-- Start of GIVEN DATA --
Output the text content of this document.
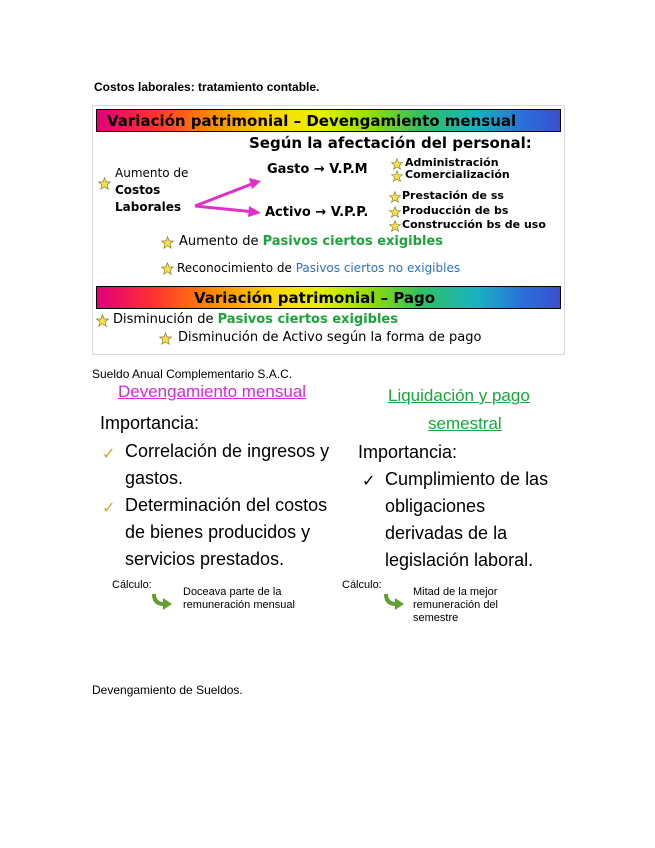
Costos laborales: tratamiento contable.
Variación patrimonial – Devengamiento mensual
Según la afectación del personal:
Aumento de
Costos
Laborales
Gasto → V.P.M
Activo → V.P.P.
Administración
Comercialización
Prestación de ss
Producción de bs
Construcción bs de uso
Aumento de Pasivos ciertos exigibles
Reconocimiento de Pasivos ciertos no exigibles
Variación patrimonial – Pago
Disminución de Pasivos ciertos exigibles
Disminución de Activo según la forma de pago
Sueldo Anual Complementario S.A.C.
Devengamiento mensual
Importancia:
✓ Correlación de ingresos y
gastos.
✓ Determinación del costos
de bienes producidos y
servicios prestados.
Cálculo:
Doceava parte de la
remuneración mensual
Liquidación y pago
semestral
Importancia:
✓ Cumplimiento de las
obligaciones
derivadas de la
legislación laboral.
Cálculo:
Mitad de la mejor
remuneración del
semestre
Devengamiento de Sueldos.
-- End of GIVEN DATA --
**WHAT IS BEING ASKED:** Leave out the pictures and return every record word for word.

**EXERCISE OUTPUT:**
Output the text content of this document.
Costos laborales: tratamiento contable.
Variación patrimonial – Devengamiento mensual
Según la afectación del personal:
Aumento de
Costos
Laborales
Gasto → V.P.M
Activo → V.P.P.
Administración
Comercialización
Prestación de ss
Producción de bs
Construcción bs de uso
Aumento de Pasivos ciertos exigibles
Reconocimiento de Pasivos ciertos no exigibles
Variación patrimonial – Pago
Disminución de Pasivos ciertos exigibles
Disminución de Activo según la forma de pago
Sueldo Anual Complementario S.A.C.
Devengamiento mensual
Importancia:
✓ Correlación de ingresos y
gastos.
✓ Determinación del costos
de bienes producidos y
servicios prestados.
Cálculo:
Doceava parte de la
remuneración mensual
Liquidación y pago
semestral
Importancia:
✓ Cumplimiento de las
obligaciones
derivadas de la
legislación laboral.
Cálculo:
Mitad de la mejor
remuneración del
semestre
Devengamiento de Sueldos.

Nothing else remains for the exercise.